▸ What is required:
Please repeat the data from the line with "45, 264, 64]" to the line with "181, 220, 199]", swapping "tree-connector-line" for "tree-link-line" and leaving everything else unchanged. Return only those lines.

══════════════════════════════

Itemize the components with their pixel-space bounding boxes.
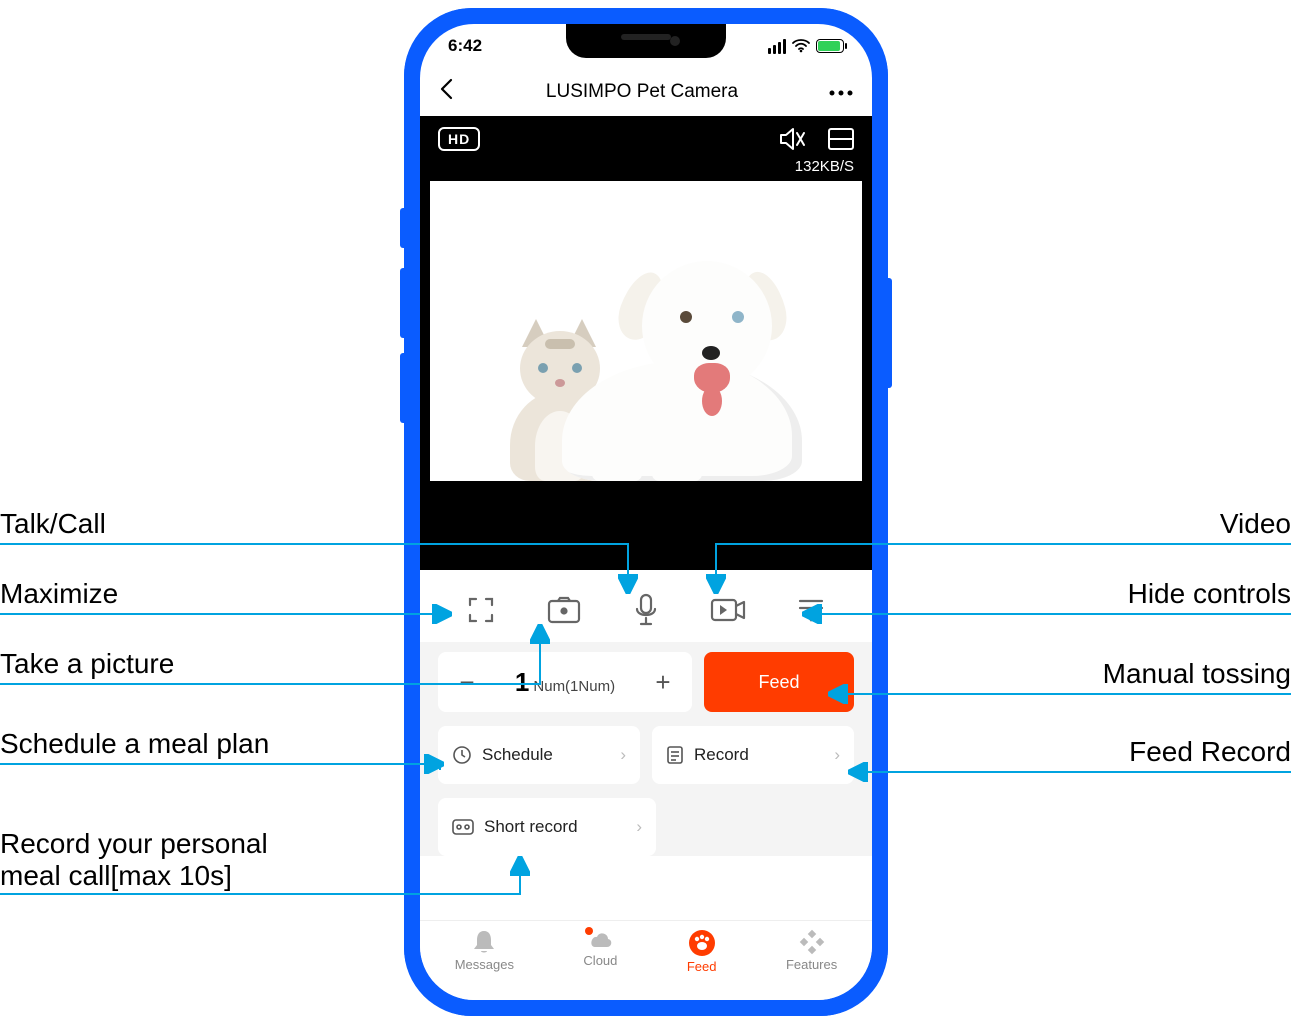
more-button[interactable] <box>828 81 854 103</box>
chevron-right-icon: › <box>636 817 642 837</box>
paw-icon <box>688 929 716 957</box>
page-title: LUSIMPO Pet Camera <box>546 81 738 103</box>
tab-feed[interactable]: Feed <box>687 929 717 974</box>
dog-illustration <box>562 251 802 481</box>
document-icon <box>666 745 684 765</box>
controls-row <box>420 570 872 642</box>
chevron-right-icon: › <box>620 745 626 765</box>
callout-talk: Talk/Call <box>0 508 106 540</box>
quantity-value: 1 <box>515 667 529 698</box>
callout-schedule: Schedule a meal plan <box>0 728 269 760</box>
mute-icon[interactable] <box>778 126 806 152</box>
cassette-icon <box>452 819 474 835</box>
tab-label: Feed <box>687 959 717 974</box>
battery-icon <box>816 39 844 53</box>
phone-notch <box>566 24 726 58</box>
phone-screen: 6:42 LUSIMPO Pet Camera HD <box>420 24 872 1000</box>
bitrate-label: 132KB/S <box>420 152 872 175</box>
feed-button[interactable]: Feed <box>704 652 854 712</box>
tab-features[interactable]: Features <box>786 929 837 972</box>
record-label: Record <box>694 745 749 765</box>
snapshot-button[interactable] <box>542 588 586 632</box>
callout-tossing: Manual tossing <box>1103 658 1291 690</box>
hd-toggle[interactable]: HD <box>438 127 480 151</box>
cellular-signal-icon <box>768 39 786 54</box>
phone-frame: 6:42 LUSIMPO Pet Camera HD <box>404 8 888 1016</box>
quantity-stepper: − 1 Num(1Num) + <box>438 652 692 712</box>
callout-maximize: Maximize <box>0 578 118 610</box>
clock-icon <box>452 745 472 765</box>
tab-label: Cloud <box>583 953 617 968</box>
nav-bar: LUSIMPO Pet Camera <box>420 68 872 116</box>
tab-label: Features <box>786 957 837 972</box>
schedule-card[interactable]: Schedule › <box>438 726 640 784</box>
tab-label: Messages <box>455 957 514 972</box>
callout-short-record: Record your personal meal call[max 10s] <box>0 828 268 892</box>
tab-cloud[interactable]: Cloud <box>583 929 617 968</box>
short-record-label: Short record <box>484 817 578 837</box>
status-time: 6:42 <box>448 36 482 56</box>
video-area: HD 132KB/S <box>420 116 872 570</box>
tab-messages[interactable]: Messages <box>455 929 514 972</box>
phone-power-button <box>886 278 892 388</box>
callout-hide: Hide controls <box>1128 578 1291 610</box>
callout-video: Video <box>1220 508 1291 540</box>
phone-volume-up <box>400 268 406 338</box>
back-button[interactable] <box>438 78 456 106</box>
hide-controls-button[interactable] <box>789 588 833 632</box>
phone-mute-switch <box>400 208 406 248</box>
feed-button-label: Feed <box>758 672 799 693</box>
quantity-unit: Num(1Num) <box>533 678 615 695</box>
decrease-button[interactable]: − <box>452 667 482 698</box>
maximize-button[interactable] <box>459 588 503 632</box>
increase-button[interactable]: + <box>648 667 678 698</box>
video-record-button[interactable] <box>706 588 750 632</box>
callout-picture: Take a picture <box>0 648 174 680</box>
lower-panel: − 1 Num(1Num) + Feed Schedule › <box>420 642 872 856</box>
tab-bar: Messages Cloud Feed Features <box>420 920 872 1000</box>
bell-icon <box>470 929 498 955</box>
schedule-label: Schedule <box>482 745 553 765</box>
layout-icon[interactable] <box>828 128 854 150</box>
record-card[interactable]: Record › <box>652 726 854 784</box>
chevron-right-icon: › <box>834 745 840 765</box>
talk-button[interactable] <box>624 588 668 632</box>
phone-volume-down <box>400 353 406 423</box>
short-record-card[interactable]: Short record › <box>438 798 656 856</box>
callout-feed-record: Feed Record <box>1129 736 1291 768</box>
wifi-icon <box>792 39 810 53</box>
diamond-grid-icon <box>799 929 825 955</box>
live-video-frame[interactable] <box>430 181 862 481</box>
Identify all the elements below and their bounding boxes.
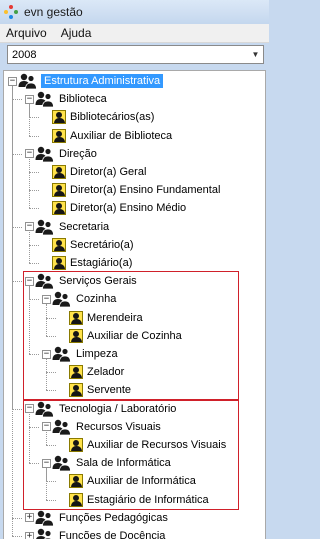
year-select[interactable]: 2008 ▼	[7, 45, 264, 64]
tree-connector-line	[29, 104, 30, 136]
tree-connector-line	[12, 536, 22, 537]
tree-group-node[interactable]: Secretaria	[35, 218, 109, 236]
people-group-icon	[35, 219, 55, 235]
tree-connector-line	[29, 244, 39, 246]
collapse-icon[interactable]: −	[25, 149, 34, 159]
tree-leaf-node[interactable]: Diretor(a) Ensino Fundamental	[52, 181, 220, 199]
org-tree: Estrutura Administrativa − Biblioteca − Bibl…	[3, 70, 266, 539]
tree-node-label: Estrutura Administrativa	[41, 74, 164, 88]
tree-group-node[interactable]: Funções Pedagógicas	[35, 509, 168, 527]
tree-connector-line	[12, 226, 22, 228]
chevron-down-icon[interactable]: ▼	[248, 46, 263, 63]
tree-connector-line	[29, 231, 30, 263]
tree-leaf-node[interactable]: Bibliotecários(as)	[52, 108, 154, 126]
window-title: evn gestão	[24, 5, 83, 19]
tree-group-node[interactable]: Direção	[35, 145, 97, 163]
tree-leaf-node[interactable]: Estagiário(a)	[52, 254, 132, 272]
people-group-icon	[35, 91, 55, 108]
tree-node-label: Secretário(a)	[70, 238, 134, 251]
person-icon	[52, 165, 66, 179]
people-group-icon	[18, 73, 38, 90]
tree-node-label: Secretaria	[59, 220, 110, 233]
tree-connector-line	[12, 281, 22, 283]
menu-arquivo[interactable]: Arquivo	[6, 26, 47, 40]
collapse-icon[interactable]: −	[25, 222, 34, 232]
person-icon	[52, 201, 66, 216]
tree-node-label: Diretor(a) Ensino Médio	[70, 202, 187, 215]
highlight-frame	[23, 271, 239, 401]
tree-connector-line	[29, 135, 39, 137]
tree-node-label: Diretor(a) Ensino Fundamental	[70, 184, 221, 197]
year-select-value: 2008	[12, 48, 37, 61]
tree-node-label: Direção	[59, 147, 97, 160]
person-icon	[52, 256, 66, 270]
tree-connector-line	[12, 86, 13, 536]
collapse-icon[interactable]: −	[25, 94, 34, 104]
tree-node-label: Estagiário(a)	[70, 257, 133, 269]
app-logo-icon	[4, 5, 18, 19]
tree-group-node[interactable]: Funções de Docência	[35, 527, 165, 539]
tree-connector-line	[12, 408, 22, 410]
tree-connector-line	[29, 263, 39, 264]
tree-group-node[interactable]: Biblioteca	[35, 90, 107, 108]
tree-connector-line	[12, 99, 22, 101]
tree-connector-line	[29, 190, 39, 192]
tree-connector-line	[12, 153, 22, 155]
people-group-icon	[35, 528, 55, 539]
tree-connector-line	[29, 208, 39, 210]
tree-node-label: Funções de Docência	[59, 530, 166, 539]
person-icon	[52, 237, 66, 252]
tree-connector-line	[29, 172, 39, 173]
expand-icon[interactable]: +	[25, 513, 34, 523]
tree-leaf-node[interactable]: Auxiliar de Biblioteca	[52, 127, 172, 145]
tree-node-label: Diretor(a) Geral	[70, 166, 147, 178]
people-group-icon	[35, 510, 55, 527]
tree-connector-line	[29, 117, 39, 119]
tree-node-label: Auxiliar de Biblioteca	[70, 129, 173, 142]
title-bar: evn gestão	[0, 0, 269, 24]
tree-node-label: Biblioteca	[59, 93, 107, 106]
tree-connector-line	[12, 517, 22, 519]
menu-bar: Arquivo Ajuda	[0, 24, 269, 43]
people-group-icon	[35, 146, 55, 163]
tree-node-label: Funções Pedagógicas	[59, 511, 168, 524]
tree-node-label: Bibliotecários(as)	[70, 111, 155, 124]
tree-connector-line	[29, 158, 30, 209]
menu-ajuda[interactable]: Ajuda	[61, 26, 92, 40]
tree-leaf-node[interactable]: Secretário(a)	[52, 236, 134, 254]
expand-icon[interactable]: +	[25, 531, 34, 539]
tree-group-node[interactable]: Estrutura Administrativa	[18, 72, 164, 90]
tree-leaf-node[interactable]: Diretor(a) Geral	[52, 163, 146, 181]
highlight-frame	[23, 398, 239, 510]
tree-leaf-node[interactable]: Diretor(a) Ensino Médio	[52, 199, 186, 217]
person-icon	[52, 183, 66, 198]
collapse-icon[interactable]: −	[8, 76, 17, 86]
person-icon	[52, 110, 66, 125]
person-icon	[52, 128, 66, 143]
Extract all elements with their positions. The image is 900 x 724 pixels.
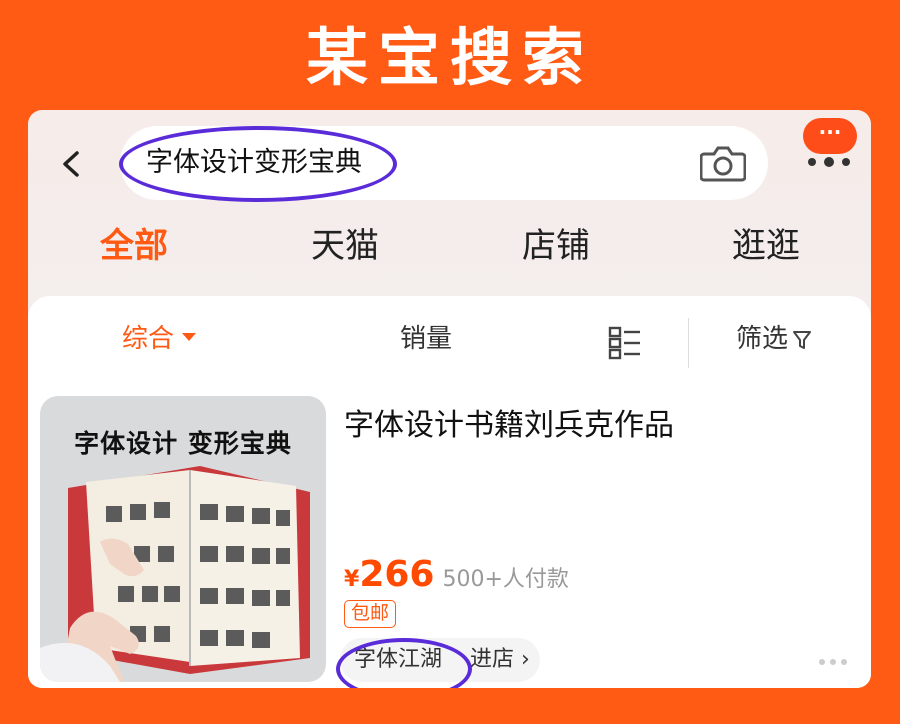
highlight-circle-search (119, 126, 397, 202)
sort-bar: 综合 销量 筛选 (28, 304, 871, 374)
search-results-card: 字体设计变形宝典 ··· 全部 天猫 店铺 逛逛 综合 销量 筛选 字体设计 变… (28, 110, 871, 688)
camera-icon[interactable] (700, 143, 746, 183)
tab-shops[interactable]: 店铺 (476, 216, 636, 276)
price-value: 266 (359, 554, 435, 595)
more-options-icon[interactable] (818, 658, 848, 666)
tab-browse[interactable]: 逛逛 (686, 216, 846, 276)
book-illustration (40, 466, 310, 682)
layout-toggle-icon[interactable] (608, 326, 642, 360)
sort-sales[interactable]: 销量 (400, 304, 452, 374)
back-arrow-icon[interactable] (58, 150, 86, 178)
more-badge[interactable]: ··· (803, 118, 857, 154)
category-tabs: 全部 天猫 店铺 逛逛 (28, 216, 871, 276)
tab-all[interactable]: 全部 (54, 216, 214, 276)
enter-shop-label: 进店 › (470, 647, 530, 672)
sort-divider (688, 318, 689, 368)
sales-count: 500+人付款 (442, 567, 569, 592)
free-shipping-badge: 包邮 (344, 600, 397, 628)
sort-comprehensive-label: 综合 (122, 324, 175, 354)
tab-tmall[interactable]: 天猫 (265, 216, 425, 276)
caret-down-icon (182, 332, 197, 341)
sort-comprehensive[interactable]: 综合 (122, 304, 197, 374)
price-row: ¥266 500+人付款 (344, 554, 569, 598)
menu-dots-icon[interactable] (806, 156, 852, 168)
banner-title: 某宝搜索 (305, 21, 594, 94)
product-image[interactable]: 字体设计 变形宝典 (40, 396, 326, 682)
filter-button[interactable]: 筛选 (736, 304, 812, 374)
search-input[interactable]: 字体设计变形宝典 (119, 126, 768, 202)
product-title[interactable]: 字体设计书籍刘兵克作品 (344, 400, 674, 444)
price-symbol: ¥ (344, 567, 360, 592)
filter-funnel-icon (793, 330, 812, 349)
filter-label: 筛选 (736, 324, 789, 354)
results-panel: 综合 销量 筛选 字体设计 变形宝典 字体设计书籍刘兵克作品 ¥266 500+… (28, 296, 871, 688)
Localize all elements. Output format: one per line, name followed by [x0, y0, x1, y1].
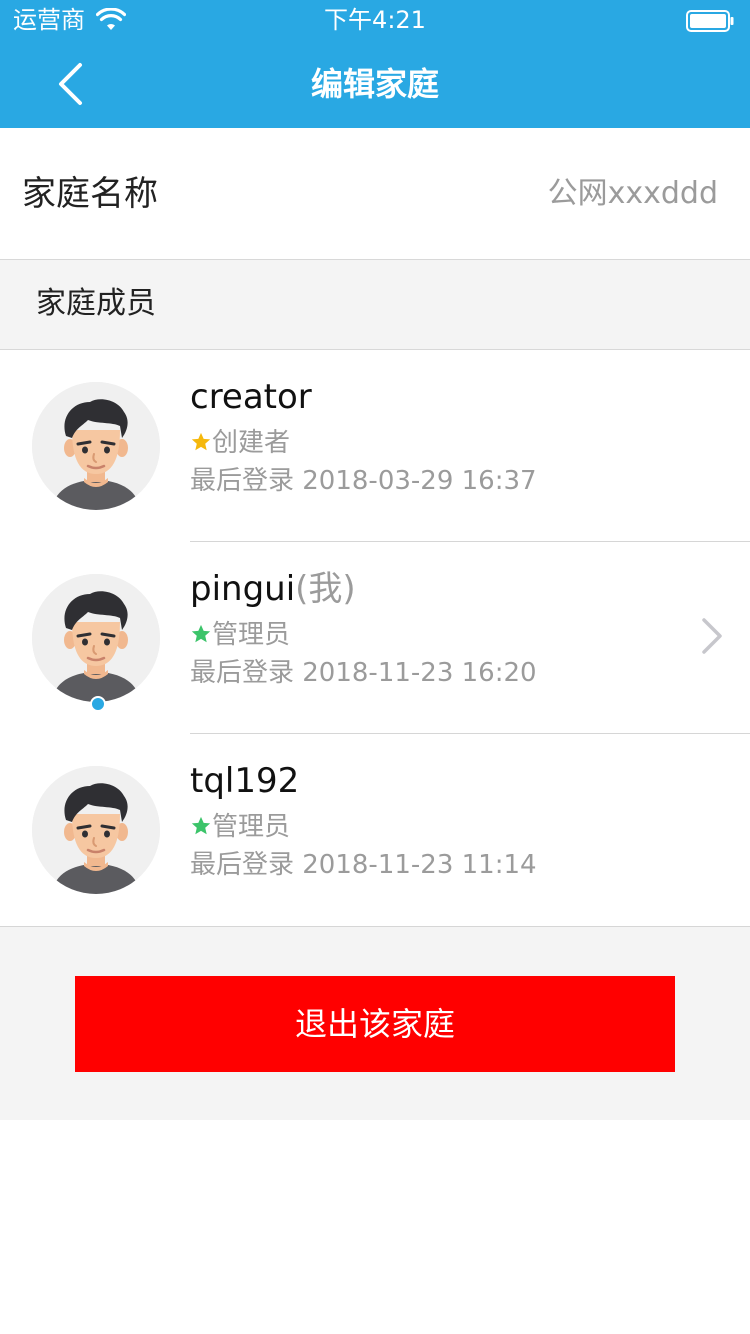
- footer-area: 退出该家庭: [0, 926, 750, 1120]
- role-label: 管理员: [212, 812, 291, 842]
- avatar: [32, 766, 160, 894]
- user-avatar-icon: [32, 766, 160, 894]
- battery-icon: [686, 10, 734, 32]
- exit-family-button[interactable]: 退出该家庭: [75, 976, 675, 1072]
- members-section-title: 家庭成员: [36, 286, 156, 321]
- family-name-value: 公网xxxddd: [547, 176, 718, 211]
- app-header: 运营商 下午4:21 编辑家庭: [0, 0, 750, 128]
- status-time: 下午4:21: [324, 6, 426, 34]
- last-login-text: 最后登录 2018-03-29 16:37: [190, 466, 537, 496]
- member-row-creator[interactable]: creator 创建者 最后登录 2018-03-29 16:37: [0, 350, 750, 542]
- user-avatar-icon: [32, 574, 160, 702]
- star-icon: [191, 624, 211, 643]
- star-icon: [191, 432, 211, 451]
- star-icon: [191, 816, 211, 835]
- user-avatar-icon: [32, 382, 160, 510]
- member-list: creator 创建者 最后登录 2018-03-29 16:37 pingui…: [0, 350, 750, 926]
- member-name: pingui(我): [190, 569, 356, 609]
- member-role: 创建者: [190, 426, 290, 460]
- role-label: 管理员: [212, 620, 291, 650]
- chevron-right-icon: [702, 618, 722, 654]
- members-section-header: 家庭成员: [0, 259, 750, 350]
- member-row-pingui[interactable]: pingui(我) 管理员 最后登录 2018-11-23 16:20: [0, 542, 750, 734]
- status-bar: 运营商 下午4:21: [0, 0, 750, 40]
- member-name: tql192: [190, 761, 300, 801]
- member-row-tql192[interactable]: tql192 管理员 最后登录 2018-11-23 11:14: [0, 734, 750, 926]
- family-name-label: 家庭名称: [22, 174, 158, 214]
- member-role: 管理员: [190, 810, 290, 844]
- online-status-dot: [90, 696, 106, 712]
- role-label: 创建者: [212, 428, 291, 458]
- last-login-text: 最后登录 2018-11-23 16:20: [190, 658, 537, 688]
- page-title: 编辑家庭: [310, 65, 439, 103]
- navigation-bar: 编辑家庭: [0, 40, 750, 128]
- me-tag: (我): [295, 569, 356, 609]
- member-role: 管理员: [190, 618, 290, 652]
- member-name: creator: [190, 377, 312, 417]
- last-login-text: 最后登录 2018-11-23 11:14: [190, 850, 537, 880]
- family-name-row[interactable]: 家庭名称 公网xxxddd: [0, 128, 750, 259]
- avatar: [32, 382, 160, 510]
- avatar: [32, 574, 160, 702]
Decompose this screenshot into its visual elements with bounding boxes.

══════════════════════════════

▸ Finished task:
year-select[interactable]: 2008 ▼	[7, 45, 264, 64]
tree-link-line	[29, 104, 30, 136]
tree-link-line	[12, 536, 22, 537]
tree-group-node[interactable]: Secretaria	[35, 218, 109, 236]
people-group-icon	[35, 219, 55, 235]
tree-link-line	[29, 244, 39, 246]
collapse-icon[interactable]: −	[25, 149, 34, 159]
tree-leaf-node[interactable]: Diretor(a) Ensino Fundamental	[52, 181, 220, 199]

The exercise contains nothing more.